Provided information
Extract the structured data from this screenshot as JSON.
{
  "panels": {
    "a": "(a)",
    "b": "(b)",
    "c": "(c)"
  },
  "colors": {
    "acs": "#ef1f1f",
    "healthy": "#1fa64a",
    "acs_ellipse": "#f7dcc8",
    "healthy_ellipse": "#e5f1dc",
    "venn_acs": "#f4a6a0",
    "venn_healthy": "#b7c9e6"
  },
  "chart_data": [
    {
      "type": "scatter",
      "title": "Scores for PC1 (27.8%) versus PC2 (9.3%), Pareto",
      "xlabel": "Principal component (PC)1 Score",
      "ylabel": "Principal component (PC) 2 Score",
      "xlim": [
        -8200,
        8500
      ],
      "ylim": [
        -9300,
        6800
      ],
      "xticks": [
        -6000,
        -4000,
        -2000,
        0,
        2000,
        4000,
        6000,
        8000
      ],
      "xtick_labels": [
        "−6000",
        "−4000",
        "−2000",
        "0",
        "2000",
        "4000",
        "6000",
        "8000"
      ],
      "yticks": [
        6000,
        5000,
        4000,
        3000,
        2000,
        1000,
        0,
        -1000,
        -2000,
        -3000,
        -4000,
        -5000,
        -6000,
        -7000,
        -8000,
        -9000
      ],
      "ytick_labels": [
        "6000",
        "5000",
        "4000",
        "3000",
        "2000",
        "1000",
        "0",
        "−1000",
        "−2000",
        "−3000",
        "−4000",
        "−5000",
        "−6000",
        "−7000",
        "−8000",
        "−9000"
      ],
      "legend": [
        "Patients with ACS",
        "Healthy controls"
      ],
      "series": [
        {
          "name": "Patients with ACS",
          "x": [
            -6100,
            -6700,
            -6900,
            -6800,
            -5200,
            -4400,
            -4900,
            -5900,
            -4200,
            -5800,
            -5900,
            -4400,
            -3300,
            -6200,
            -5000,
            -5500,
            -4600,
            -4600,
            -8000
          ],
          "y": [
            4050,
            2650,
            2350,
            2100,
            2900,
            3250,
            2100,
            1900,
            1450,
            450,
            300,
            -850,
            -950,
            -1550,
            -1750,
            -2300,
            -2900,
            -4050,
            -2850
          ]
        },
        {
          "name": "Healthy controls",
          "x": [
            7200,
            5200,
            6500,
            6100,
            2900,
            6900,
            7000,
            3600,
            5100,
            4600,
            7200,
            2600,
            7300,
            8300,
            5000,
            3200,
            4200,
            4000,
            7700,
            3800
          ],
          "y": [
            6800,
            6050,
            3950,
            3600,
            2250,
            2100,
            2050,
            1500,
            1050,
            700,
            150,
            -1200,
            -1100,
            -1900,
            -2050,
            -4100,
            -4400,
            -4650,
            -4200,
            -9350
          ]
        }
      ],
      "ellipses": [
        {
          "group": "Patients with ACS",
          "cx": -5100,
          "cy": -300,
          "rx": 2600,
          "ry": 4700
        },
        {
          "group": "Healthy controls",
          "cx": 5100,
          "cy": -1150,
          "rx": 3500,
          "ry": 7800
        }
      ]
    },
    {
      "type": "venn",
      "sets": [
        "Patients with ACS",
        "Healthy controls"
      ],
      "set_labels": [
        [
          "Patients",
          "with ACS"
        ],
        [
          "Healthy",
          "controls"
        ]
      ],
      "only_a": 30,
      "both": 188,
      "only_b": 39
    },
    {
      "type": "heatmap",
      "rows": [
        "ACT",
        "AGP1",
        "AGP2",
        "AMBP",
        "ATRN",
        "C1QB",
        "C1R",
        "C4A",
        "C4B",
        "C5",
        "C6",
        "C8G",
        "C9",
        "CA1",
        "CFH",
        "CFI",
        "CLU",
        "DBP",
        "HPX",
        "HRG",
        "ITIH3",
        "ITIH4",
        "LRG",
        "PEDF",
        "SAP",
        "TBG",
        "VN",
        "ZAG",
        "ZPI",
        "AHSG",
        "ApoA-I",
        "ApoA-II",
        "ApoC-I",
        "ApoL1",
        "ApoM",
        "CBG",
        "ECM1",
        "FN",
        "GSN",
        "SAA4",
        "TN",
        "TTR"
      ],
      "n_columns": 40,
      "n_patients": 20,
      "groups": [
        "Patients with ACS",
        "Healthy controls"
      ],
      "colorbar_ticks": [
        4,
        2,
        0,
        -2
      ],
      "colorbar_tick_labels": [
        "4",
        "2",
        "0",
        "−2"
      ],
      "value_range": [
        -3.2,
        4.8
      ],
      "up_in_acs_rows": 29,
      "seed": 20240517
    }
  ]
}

Task to complete
Every entry above should be given again exactly as shown.

Answer box
Extract the structured data from this screenshot as JSON.
{
  "panels": {
    "a": "(a)",
    "b": "(b)",
    "c": "(c)"
  },
  "colors": {
    "acs": "#ef1f1f",
    "healthy": "#1fa64a",
    "acs_ellipse": "#f7dcc8",
    "healthy_ellipse": "#e5f1dc",
    "venn_acs": "#f4a6a0",
    "venn_healthy": "#b7c9e6"
  },
  "chart_data": [
    {
      "type": "scatter",
      "title": "Scores for PC1 (27.8%) versus PC2 (9.3%), Pareto",
      "xlabel": "Principal component (PC)1 Score",
      "ylabel": "Principal component (PC) 2 Score",
      "xlim": [
        -8200,
        8500
      ],
      "ylim": [
        -9300,
        6800
      ],
      "xticks": [
        -6000,
        -4000,
        -2000,
        0,
        2000,
        4000,
        6000,
        8000
      ],
      "xtick_labels": [
        "−6000",
        "−4000",
        "−2000",
        "0",
        "2000",
        "4000",
        "6000",
        "8000"
      ],
      "yticks": [
        6000,
        5000,
        4000,
        3000,
        2000,
        1000,
        0,
        -1000,
        -2000,
        -3000,
        -4000,
        -5000,
        -6000,
        -7000,
        -8000,
        -9000
      ],
      "ytick_labels": [
        "6000",
        "5000",
        "4000",
        "3000",
        "2000",
        "1000",
        "0",
        "−1000",
        "−2000",
        "−3000",
        "−4000",
        "−5000",
        "−6000",
        "−7000",
        "−8000",
        "−9000"
      ],
      "legend": [
        "Patients with ACS",
        "Healthy controls"
      ],
      "series": [
        {
          "name": "Patients with ACS",
          "x": [
            -6100,
            -6700,
            -6900,
            -6800,
            -5200,
            -4400,
            -4900,
            -5900,
            -4200,
            -5800,
            -5900,
            -4400,
            -3300,
            -6200,
            -5000,
            -5500,
            -4600,
            -4600,
            -8000
          ],
          "y": [
            4050,
            2650,
            2350,
            2100,
            2900,
            3250,
            2100,
            1900,
            1450,
            450,
            300,
            -850,
            -950,
            -1550,
            -1750,
            -2300,
            -2900,
            -4050,
            -2850
          ]
        },
        {
          "name": "Healthy controls",
          "x": [
            7200,
            5200,
            6500,
            6100,
            2900,
            6900,
            7000,
            3600,
            5100,
            4600,
            7200,
            2600,
            7300,
            8300,
            5000,
            3200,
            4200,
            4000,
            7700,
            3800
          ],
          "y": [
            6800,
            6050,
            3950,
            3600,
            2250,
            2100,
            2050,
            1500,
            1050,
            700,
            150,
            -1200,
            -1100,
            -1900,
            -2050,
            -4100,
            -4400,
            -4650,
            -4200,
            -9350
          ]
        }
      ],
      "ellipses": [
        {
          "group": "Patients with ACS",
          "cx": -5100,
          "cy": -300,
          "rx": 2600,
          "ry": 4700
        },
        {
          "group": "Healthy controls",
          "cx": 5100,
          "cy": -1150,
          "rx": 3500,
          "ry": 7800
        }
      ]
    },
    {
      "type": "venn",
      "sets": [
        "Patients with ACS",
        "Healthy controls"
      ],
      "set_labels": [
        [
          "Patients",
          "with ACS"
        ],
        [
          "Healthy",
          "controls"
        ]
      ],
      "only_a": 30,
      "both": 188,
      "only_b": 39
    },
    {
      "type": "heatmap",
      "rows": [
        "ACT",
        "AGP1",
        "AGP2",
        "AMBP",
        "ATRN",
        "C1QB",
        "C1R",
        "C4A",
        "C4B",
        "C5",
        "C6",
        "C8G",
        "C9",
        "CA1",
        "CFH",
        "CFI",
        "CLU",
        "DBP",
        "HPX",
        "HRG",
        "ITIH3",
        "ITIH4",
        "LRG",
        "PEDF",
        "SAP",
        "TBG",
        "VN",
        "ZAG",
        "ZPI",
        "AHSG",
        "ApoA-I",
        "ApoA-II",
        "ApoC-I",
        "ApoL1",
        "ApoM",
        "CBG",
        "ECM1",
        "FN",
        "GSN",
        "SAA4",
        "TN",
        "TTR"
      ],
      "n_columns": 40,
      "n_patients": 20,
      "groups": [
        "Patients with ACS",
        "Healthy controls"
      ],
      "colorbar_ticks": [
        4,
        2,
        0,
        -2
      ],
      "colorbar_tick_labels": [
        "4",
        "2",
        "0",
        "−2"
      ],
      "value_range": [
        -3.2,
        4.8
      ],
      "up_in_acs_rows": 29,
      "seed": 20240517
    }
  ]
}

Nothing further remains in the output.